Task to complete —
In the listing below, pick out lines with "flashing".

Input for this task —

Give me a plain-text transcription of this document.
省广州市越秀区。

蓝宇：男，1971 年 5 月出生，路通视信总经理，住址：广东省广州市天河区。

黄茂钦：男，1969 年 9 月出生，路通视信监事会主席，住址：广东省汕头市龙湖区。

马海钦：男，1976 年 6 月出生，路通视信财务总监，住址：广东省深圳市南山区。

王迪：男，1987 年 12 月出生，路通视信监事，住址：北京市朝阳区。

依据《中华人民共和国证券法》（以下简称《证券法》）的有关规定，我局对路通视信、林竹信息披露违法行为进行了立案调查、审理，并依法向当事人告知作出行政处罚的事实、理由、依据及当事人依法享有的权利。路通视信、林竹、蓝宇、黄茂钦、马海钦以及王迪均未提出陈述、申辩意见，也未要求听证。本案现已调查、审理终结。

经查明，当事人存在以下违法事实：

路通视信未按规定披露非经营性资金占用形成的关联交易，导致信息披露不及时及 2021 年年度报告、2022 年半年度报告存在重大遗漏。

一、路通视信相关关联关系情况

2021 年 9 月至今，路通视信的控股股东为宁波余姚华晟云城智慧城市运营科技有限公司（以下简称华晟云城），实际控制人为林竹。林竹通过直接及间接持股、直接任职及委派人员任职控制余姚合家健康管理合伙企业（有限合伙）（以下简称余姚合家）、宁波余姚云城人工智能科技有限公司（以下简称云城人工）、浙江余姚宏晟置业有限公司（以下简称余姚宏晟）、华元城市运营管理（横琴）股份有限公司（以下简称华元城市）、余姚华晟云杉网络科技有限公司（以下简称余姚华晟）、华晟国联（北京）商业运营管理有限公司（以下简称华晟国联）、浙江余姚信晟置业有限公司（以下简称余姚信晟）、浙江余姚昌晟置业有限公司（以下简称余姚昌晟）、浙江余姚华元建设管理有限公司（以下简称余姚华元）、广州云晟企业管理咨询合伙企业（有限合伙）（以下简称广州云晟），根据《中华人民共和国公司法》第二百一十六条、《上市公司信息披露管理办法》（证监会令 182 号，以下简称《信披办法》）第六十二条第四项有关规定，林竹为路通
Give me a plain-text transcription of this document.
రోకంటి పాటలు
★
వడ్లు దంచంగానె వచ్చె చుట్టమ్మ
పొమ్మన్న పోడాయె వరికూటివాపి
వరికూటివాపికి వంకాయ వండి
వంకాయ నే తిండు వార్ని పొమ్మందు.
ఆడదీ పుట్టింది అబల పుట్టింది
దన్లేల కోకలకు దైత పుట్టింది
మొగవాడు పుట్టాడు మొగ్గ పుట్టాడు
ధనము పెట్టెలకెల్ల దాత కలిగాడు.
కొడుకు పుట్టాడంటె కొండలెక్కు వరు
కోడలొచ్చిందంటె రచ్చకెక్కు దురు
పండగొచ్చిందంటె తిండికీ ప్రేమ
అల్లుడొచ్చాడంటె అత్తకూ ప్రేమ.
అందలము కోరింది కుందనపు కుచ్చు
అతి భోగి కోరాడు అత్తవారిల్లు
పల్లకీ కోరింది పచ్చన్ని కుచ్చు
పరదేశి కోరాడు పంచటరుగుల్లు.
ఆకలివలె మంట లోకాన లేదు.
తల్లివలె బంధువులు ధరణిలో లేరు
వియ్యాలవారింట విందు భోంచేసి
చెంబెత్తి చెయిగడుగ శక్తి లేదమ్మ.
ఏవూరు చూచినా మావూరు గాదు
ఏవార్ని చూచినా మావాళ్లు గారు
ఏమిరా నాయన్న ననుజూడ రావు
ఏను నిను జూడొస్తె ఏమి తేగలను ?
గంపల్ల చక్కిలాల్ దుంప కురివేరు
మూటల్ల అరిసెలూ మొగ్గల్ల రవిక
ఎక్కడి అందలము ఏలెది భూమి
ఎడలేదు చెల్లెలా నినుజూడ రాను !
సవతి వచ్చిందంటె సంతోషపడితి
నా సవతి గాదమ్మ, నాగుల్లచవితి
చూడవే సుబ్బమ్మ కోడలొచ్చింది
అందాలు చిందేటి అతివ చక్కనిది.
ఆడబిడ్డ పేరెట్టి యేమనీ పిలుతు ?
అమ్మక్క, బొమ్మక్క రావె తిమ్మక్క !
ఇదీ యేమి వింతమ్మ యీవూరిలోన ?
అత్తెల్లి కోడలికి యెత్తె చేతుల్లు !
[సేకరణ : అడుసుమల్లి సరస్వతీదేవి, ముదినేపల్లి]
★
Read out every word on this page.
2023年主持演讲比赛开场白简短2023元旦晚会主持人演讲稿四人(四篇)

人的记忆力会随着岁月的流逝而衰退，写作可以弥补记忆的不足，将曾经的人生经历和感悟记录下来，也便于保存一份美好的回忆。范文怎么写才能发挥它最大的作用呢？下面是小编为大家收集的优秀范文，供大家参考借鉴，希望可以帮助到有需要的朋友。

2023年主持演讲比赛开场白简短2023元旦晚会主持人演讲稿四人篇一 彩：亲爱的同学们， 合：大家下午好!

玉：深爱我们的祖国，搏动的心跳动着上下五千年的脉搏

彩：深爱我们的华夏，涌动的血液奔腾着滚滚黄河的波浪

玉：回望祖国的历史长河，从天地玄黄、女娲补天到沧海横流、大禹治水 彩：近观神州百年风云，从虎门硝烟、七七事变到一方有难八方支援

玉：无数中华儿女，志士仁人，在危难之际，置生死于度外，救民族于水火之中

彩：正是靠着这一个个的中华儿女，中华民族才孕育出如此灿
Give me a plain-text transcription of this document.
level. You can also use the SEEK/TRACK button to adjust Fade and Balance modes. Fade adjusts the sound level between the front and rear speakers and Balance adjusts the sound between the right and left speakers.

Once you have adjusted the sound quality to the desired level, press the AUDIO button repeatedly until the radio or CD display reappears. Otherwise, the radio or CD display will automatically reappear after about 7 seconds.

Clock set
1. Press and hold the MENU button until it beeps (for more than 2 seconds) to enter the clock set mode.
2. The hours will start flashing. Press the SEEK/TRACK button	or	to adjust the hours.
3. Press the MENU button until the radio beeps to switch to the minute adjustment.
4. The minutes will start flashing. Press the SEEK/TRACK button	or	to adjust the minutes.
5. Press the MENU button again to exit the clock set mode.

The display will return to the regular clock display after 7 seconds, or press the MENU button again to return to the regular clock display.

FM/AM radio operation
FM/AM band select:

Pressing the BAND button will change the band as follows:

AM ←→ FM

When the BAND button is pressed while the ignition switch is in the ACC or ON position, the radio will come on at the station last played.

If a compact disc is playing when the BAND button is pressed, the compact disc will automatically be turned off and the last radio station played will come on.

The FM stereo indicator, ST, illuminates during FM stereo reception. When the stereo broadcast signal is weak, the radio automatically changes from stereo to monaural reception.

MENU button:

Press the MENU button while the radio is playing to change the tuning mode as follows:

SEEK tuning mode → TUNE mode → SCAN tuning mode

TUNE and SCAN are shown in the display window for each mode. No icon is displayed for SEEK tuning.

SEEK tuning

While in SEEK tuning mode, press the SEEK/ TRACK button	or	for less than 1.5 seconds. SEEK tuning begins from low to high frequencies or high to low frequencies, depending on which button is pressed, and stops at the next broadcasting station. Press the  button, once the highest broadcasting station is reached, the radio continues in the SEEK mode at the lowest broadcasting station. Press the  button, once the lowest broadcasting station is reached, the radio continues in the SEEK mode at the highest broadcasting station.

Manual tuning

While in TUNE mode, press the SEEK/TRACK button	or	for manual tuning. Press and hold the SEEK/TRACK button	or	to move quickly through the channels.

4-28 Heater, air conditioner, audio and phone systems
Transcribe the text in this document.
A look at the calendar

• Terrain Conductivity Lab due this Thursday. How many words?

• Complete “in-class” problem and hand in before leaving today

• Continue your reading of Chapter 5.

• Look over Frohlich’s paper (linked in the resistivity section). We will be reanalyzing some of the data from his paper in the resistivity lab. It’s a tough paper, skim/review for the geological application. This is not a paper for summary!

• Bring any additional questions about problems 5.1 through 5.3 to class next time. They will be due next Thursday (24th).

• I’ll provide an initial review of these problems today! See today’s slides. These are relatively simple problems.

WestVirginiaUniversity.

Result for this task —
2. The hours will start flashing. Press the SEEK/TRACK button	or	to adjust the hours.
4. The minutes will start flashing. Press the SEEK/TRACK button	or	to adjust the minutes.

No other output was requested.